━━ Provided records ━━

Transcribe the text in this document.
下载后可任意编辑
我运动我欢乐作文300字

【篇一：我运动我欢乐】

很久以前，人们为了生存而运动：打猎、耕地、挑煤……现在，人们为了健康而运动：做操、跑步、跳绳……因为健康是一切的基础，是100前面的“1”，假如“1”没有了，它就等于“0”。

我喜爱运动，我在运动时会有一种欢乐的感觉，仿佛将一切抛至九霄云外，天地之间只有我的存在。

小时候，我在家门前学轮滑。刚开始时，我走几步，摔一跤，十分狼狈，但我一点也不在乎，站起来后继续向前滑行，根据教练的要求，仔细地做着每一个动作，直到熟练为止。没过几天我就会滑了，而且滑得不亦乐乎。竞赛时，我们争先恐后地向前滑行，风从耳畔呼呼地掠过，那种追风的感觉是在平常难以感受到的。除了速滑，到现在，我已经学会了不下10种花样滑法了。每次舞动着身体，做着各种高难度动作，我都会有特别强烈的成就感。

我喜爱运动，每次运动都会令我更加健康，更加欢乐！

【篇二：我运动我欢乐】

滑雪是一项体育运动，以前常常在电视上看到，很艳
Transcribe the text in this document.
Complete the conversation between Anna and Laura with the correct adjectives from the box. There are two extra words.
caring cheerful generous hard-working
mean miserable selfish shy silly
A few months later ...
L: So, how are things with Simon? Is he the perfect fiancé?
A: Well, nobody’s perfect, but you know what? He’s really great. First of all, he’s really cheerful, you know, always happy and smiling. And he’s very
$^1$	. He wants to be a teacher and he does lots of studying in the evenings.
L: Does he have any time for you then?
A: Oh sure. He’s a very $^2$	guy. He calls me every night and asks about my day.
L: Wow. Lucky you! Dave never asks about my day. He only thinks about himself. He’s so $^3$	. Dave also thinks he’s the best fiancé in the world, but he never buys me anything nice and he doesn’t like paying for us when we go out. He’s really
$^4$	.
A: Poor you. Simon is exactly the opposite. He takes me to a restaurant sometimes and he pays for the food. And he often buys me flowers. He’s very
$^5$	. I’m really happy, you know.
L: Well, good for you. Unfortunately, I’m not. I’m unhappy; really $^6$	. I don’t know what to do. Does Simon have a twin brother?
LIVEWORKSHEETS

━━━

→ Exercise instructions
Nothing in the listing may be changed; retype it all exactly.

→ Exercise output
Transcribe the text in this document.
下载后可任意编辑
我运动我欢乐作文300字

【篇一：我运动我欢乐】

很久以前，人们为了生存而运动：打猎、耕地、挑煤……现在，人们为了健康而运动：做操、跑步、跳绳……因为健康是一切的基础，是100前面的“1”，假如“1”没有了，它就等于“0”。

我喜爱运动，我在运动时会有一种欢乐的感觉，仿佛将一切抛至九霄云外，天地之间只有我的存在。

小时候，我在家门前学轮滑。刚开始时，我走几步，摔一跤，十分狼狈，但我一点也不在乎，站起来后继续向前滑行，根据教练的要求，仔细地做着每一个动作，直到熟练为止。没过几天我就会滑了，而且滑得不亦乐乎。竞赛时，我们争先恐后地向前滑行，风从耳畔呼呼地掠过，那种追风的感觉是在平常难以感受到的。除了速滑，到现在，我已经学会了不下10种花样滑法了。每次舞动着身体，做着各种高难度动作，我都会有特别强烈的成就感。

我喜爱运动，每次运动都会令我更加健康，更加欢乐！

【篇二：我运动我欢乐】

滑雪是一项体育运动，以前常常在电视上看到，很艳
Transcribe the text in this document.
Complete the conversation between Anna and Laura with the correct adjectives from the box. There are two extra words.
caring cheerful generous hard-working
mean miserable selfish shy silly
A few months later ...
L: So, how are things with Simon? Is he the perfect fiancé?
A: Well, nobody’s perfect, but you know what? He’s really great. First of all, he’s really cheerful, you know, always happy and smiling. And he’s very
$^1$	. He wants to be a teacher and he does lots of studying in the evenings.
L: Does he have any time for you then?
A: Oh sure. He’s a very $^2$	guy. He calls me every night and asks about my day.
L: Wow. Lucky you! Dave never asks about my day. He only thinks about himself. He’s so $^3$	. Dave also thinks he’s the best fiancé in the world, but he never buys me anything nice and he doesn’t like paying for us when we go out. He’s really
$^4$	.
A: Poor you. Simon is exactly the opposite. He takes me to a restaurant sometimes and he pays for the food. And he often buys me flowers. He’s very
$^5$	. I’m really happy, you know.
L: Well, good for you. Unfortunately, I’m not. I’m unhappy; really $^6$	. I don’t know what to do. Does Simon have a twin brother?
LIVEWORKSHEETS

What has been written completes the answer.